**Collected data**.
::::::::::

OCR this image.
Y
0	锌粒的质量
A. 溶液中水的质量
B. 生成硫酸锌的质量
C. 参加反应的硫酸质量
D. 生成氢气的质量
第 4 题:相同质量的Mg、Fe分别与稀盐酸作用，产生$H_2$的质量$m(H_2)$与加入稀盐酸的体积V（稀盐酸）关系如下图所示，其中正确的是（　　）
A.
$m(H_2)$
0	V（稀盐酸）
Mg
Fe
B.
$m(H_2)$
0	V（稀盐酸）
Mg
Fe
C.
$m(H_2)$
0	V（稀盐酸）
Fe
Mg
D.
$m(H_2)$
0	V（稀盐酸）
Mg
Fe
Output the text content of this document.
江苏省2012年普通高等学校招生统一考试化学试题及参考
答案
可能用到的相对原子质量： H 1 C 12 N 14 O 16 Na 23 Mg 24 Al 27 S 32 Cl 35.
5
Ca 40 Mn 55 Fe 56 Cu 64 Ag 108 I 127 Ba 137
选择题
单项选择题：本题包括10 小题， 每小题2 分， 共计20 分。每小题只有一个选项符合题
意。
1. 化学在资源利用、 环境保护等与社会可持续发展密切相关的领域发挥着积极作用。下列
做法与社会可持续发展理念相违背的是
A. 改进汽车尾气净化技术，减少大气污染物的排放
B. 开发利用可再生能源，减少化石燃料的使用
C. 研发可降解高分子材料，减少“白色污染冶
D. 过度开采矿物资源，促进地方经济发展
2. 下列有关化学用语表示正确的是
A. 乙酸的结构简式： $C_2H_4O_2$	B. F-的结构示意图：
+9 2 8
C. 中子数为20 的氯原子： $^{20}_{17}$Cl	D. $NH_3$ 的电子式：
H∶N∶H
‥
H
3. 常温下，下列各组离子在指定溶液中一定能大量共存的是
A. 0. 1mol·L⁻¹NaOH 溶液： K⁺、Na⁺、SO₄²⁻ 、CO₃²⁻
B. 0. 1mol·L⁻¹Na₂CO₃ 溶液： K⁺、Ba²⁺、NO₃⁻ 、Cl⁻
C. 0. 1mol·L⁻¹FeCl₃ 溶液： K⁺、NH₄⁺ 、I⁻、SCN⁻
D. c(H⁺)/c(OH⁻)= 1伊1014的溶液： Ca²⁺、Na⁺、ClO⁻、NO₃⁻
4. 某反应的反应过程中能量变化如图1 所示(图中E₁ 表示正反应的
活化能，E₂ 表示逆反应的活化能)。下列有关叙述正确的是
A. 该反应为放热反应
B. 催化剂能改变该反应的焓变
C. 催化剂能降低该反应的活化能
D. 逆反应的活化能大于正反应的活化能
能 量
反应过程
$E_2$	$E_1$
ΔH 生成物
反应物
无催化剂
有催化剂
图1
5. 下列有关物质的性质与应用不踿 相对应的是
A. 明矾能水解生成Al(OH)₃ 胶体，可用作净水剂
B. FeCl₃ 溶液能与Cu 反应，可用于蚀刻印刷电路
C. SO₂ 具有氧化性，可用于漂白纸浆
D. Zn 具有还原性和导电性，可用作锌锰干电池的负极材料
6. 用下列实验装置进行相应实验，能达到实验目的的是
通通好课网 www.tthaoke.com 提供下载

::::::::::

**Given instruction**. Please set down all the data word for word.

**Result of this task**.
OCR this image.
Y
0	锌粒的质量
A. 溶液中水的质量
B. 生成硫酸锌的质量
C. 参加反应的硫酸质量
D. 生成氢气的质量
第 4 题:相同质量的Mg、Fe分别与稀盐酸作用，产生$H_2$的质量$m(H_2)$与加入稀盐酸的体积V（稀盐酸）关系如下图所示，其中正确的是（　　）
A.
$m(H_2)$
0	V（稀盐酸）
Mg
Fe
B.
$m(H_2)$
0	V（稀盐酸）
Mg
Fe
C.
$m(H_2)$
0	V（稀盐酸）
Fe
Mg
D.
$m(H_2)$
0	V（稀盐酸）
Mg
Fe
Output the text content of this document.
江苏省2012年普通高等学校招生统一考试化学试题及参考
答案
可能用到的相对原子质量： H 1 C 12 N 14 O 16 Na 23 Mg 24 Al 27 S 32 Cl 35.
5
Ca 40 Mn 55 Fe 56 Cu 64 Ag 108 I 127 Ba 137
选择题
单项选择题：本题包括10 小题， 每小题2 分， 共计20 分。每小题只有一个选项符合题
意。
1. 化学在资源利用、 环境保护等与社会可持续发展密切相关的领域发挥着积极作用。下列
做法与社会可持续发展理念相违背的是
A. 改进汽车尾气净化技术，减少大气污染物的排放
B. 开发利用可再生能源，减少化石燃料的使用
C. 研发可降解高分子材料，减少“白色污染冶
D. 过度开采矿物资源，促进地方经济发展
2. 下列有关化学用语表示正确的是
A. 乙酸的结构简式： $C_2H_4O_2$	B. F-的结构示意图：
+9 2 8
C. 中子数为20 的氯原子： $^{20}_{17}$Cl	D. $NH_3$ 的电子式：
H∶N∶H
‥
H
3. 常温下，下列各组离子在指定溶液中一定能大量共存的是
A. 0. 1mol·L⁻¹NaOH 溶液： K⁺、Na⁺、SO₄²⁻ 、CO₃²⁻
B. 0. 1mol·L⁻¹Na₂CO₃ 溶液： K⁺、Ba²⁺、NO₃⁻ 、Cl⁻
C. 0. 1mol·L⁻¹FeCl₃ 溶液： K⁺、NH₄⁺ 、I⁻、SCN⁻
D. c(H⁺)/c(OH⁻)= 1伊1014的溶液： Ca²⁺、Na⁺、ClO⁻、NO₃⁻
4. 某反应的反应过程中能量变化如图1 所示(图中E₁ 表示正反应的
活化能，E₂ 表示逆反应的活化能)。下列有关叙述正确的是
A. 该反应为放热反应
B. 催化剂能改变该反应的焓变
C. 催化剂能降低该反应的活化能
D. 逆反应的活化能大于正反应的活化能
能 量
反应过程
$E_2$	$E_1$
ΔH 生成物
反应物
无催化剂
有催化剂
图1
5. 下列有关物质的性质与应用不踿 相对应的是
A. 明矾能水解生成Al(OH)₃ 胶体，可用作净水剂
B. FeCl₃ 溶液能与Cu 反应，可用于蚀刻印刷电路
C. SO₂ 具有氧化性，可用于漂白纸浆
D. Zn 具有还原性和导电性，可用作锌锰干电池的负极材料
6. 用下列实验装置进行相应实验，能达到实验目的的是
通通好课网 www.tthaoke.com 提供下载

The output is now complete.